[TASK GOAL] Return all entries precisely as they stand, without the images.

[Collected data entries]
-------------------------

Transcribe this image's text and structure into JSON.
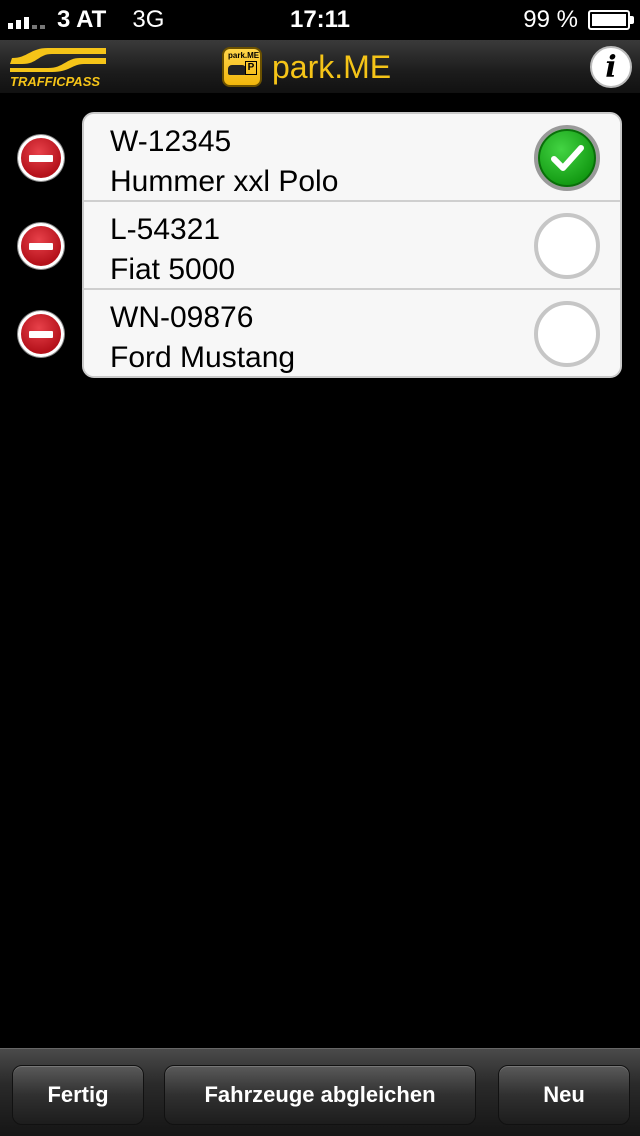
{
  "status_bar": {
    "carrier": "3 AT",
    "network": "3G",
    "time": "17:11",
    "battery": "99 %",
    "battery_level": 0.99
  },
  "nav_bar": {
    "logo_text": "TRAFFICPASS",
    "app_title": "park.ME",
    "app_icon_label": "park.ME",
    "info_icon": "info-icon"
  },
  "vehicles": [
    {
      "plate": "W-12345",
      "model": "Hummer xxl Polo",
      "selected": true
    },
    {
      "plate": "L-54321",
      "model": "Fiat 5000",
      "selected": false
    },
    {
      "plate": "WN-09876",
      "model": "Ford Mustang",
      "selected": false
    }
  ],
  "toolbar": {
    "done_label": "Fertig",
    "sync_label": "Fahrzeuge abgleichen",
    "new_label": "Neu"
  },
  "colors": {
    "accent": "#f5c418",
    "delete": "#c8161f",
    "check": "#1fae1f"
  }
}
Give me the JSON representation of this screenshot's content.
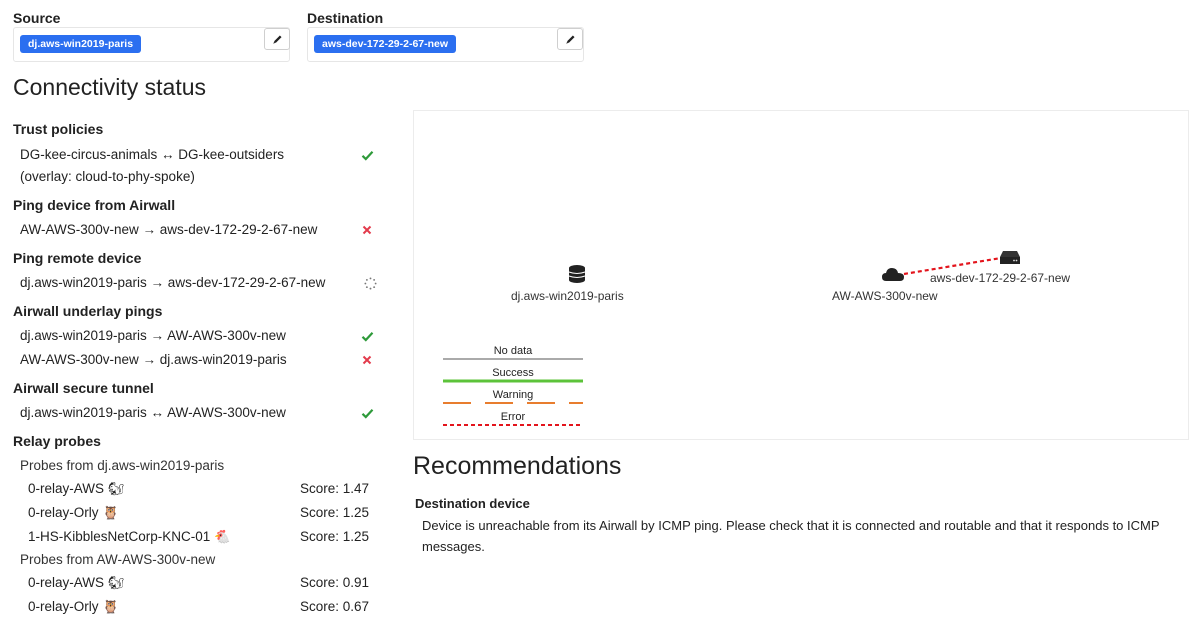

-------------------------

[REPLY]
Transcribe this image's text and structure into JSON.
{
  "status_bar": {
    "carrier": "3 AT",
    "network": "3G",
    "time": "17:11",
    "battery": "99 %",
    "battery_level": 0.99
  },
  "nav_bar": {
    "logo_text": "TRAFFICPASS",
    "app_title": "park.ME",
    "app_icon_label": "park.ME",
    "info_icon": "info-icon"
  },
  "vehicles": [
    {
      "plate": "W-12345",
      "model": "Hummer xxl Polo",
      "selected": true
    },
    {
      "plate": "L-54321",
      "model": "Fiat 5000",
      "selected": false
    },
    {
      "plate": "WN-09876",
      "model": "Ford Mustang",
      "selected": false
    }
  ],
  "toolbar": {
    "done_label": "Fertig",
    "sync_label": "Fahrzeuge abgleichen",
    "new_label": "Neu"
  },
  "colors": {
    "accent": "#f5c418",
    "delete": "#c8161f",
    "check": "#1fae1f"
  }
}
Give me the JSON representation of this screenshot's content.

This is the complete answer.